DIRECTIVE.
Pull each line holding the word "длины" from the data.
— begin —
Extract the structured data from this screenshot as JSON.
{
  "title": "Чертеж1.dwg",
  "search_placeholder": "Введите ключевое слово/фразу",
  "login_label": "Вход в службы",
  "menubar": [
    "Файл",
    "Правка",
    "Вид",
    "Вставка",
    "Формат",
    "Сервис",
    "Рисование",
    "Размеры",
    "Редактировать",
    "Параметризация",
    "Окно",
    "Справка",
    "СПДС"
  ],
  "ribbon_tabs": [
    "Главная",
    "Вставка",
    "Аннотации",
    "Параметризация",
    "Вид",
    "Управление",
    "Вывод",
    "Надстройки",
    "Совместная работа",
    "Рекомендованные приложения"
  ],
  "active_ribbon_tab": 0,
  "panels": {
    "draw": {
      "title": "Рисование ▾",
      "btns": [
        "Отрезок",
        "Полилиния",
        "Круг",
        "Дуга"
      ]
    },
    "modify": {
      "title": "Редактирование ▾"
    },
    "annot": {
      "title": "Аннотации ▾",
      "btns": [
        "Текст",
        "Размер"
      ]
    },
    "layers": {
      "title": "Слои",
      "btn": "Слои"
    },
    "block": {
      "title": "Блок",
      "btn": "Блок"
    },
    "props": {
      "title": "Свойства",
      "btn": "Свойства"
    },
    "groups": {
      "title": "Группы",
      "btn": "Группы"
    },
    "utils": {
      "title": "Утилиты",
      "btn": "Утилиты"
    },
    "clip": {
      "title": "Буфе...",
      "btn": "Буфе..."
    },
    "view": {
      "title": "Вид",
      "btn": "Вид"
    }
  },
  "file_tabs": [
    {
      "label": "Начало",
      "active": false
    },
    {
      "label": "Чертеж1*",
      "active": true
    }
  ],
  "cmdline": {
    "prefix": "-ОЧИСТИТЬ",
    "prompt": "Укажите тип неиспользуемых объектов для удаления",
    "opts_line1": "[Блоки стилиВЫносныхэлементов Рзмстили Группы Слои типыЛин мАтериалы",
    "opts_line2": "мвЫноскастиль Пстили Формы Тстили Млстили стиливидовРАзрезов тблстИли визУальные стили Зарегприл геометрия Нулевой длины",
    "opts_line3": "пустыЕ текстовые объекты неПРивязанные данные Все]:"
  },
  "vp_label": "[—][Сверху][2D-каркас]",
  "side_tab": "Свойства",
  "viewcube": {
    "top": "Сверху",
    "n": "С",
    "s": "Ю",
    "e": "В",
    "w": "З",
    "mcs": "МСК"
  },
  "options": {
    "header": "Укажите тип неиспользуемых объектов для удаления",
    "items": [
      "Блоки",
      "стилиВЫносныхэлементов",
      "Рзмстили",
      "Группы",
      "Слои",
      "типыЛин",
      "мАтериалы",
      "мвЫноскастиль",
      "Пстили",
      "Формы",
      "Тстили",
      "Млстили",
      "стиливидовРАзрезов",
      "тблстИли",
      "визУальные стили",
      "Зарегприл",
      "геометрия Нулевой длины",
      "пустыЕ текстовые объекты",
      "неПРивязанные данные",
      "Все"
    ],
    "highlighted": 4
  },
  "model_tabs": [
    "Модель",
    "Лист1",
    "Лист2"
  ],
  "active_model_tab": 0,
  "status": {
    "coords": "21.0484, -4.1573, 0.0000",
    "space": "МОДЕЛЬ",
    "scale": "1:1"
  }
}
— end —
THE SOLUTION.
    "opts_line2": "мвЫноскастиль Пстили Формы Тстили Млстили стиливидовРАзрезов тблстИли визУальные стили Зарегприл геометрия Нулевой длины",
      "геометрия Нулевой длины",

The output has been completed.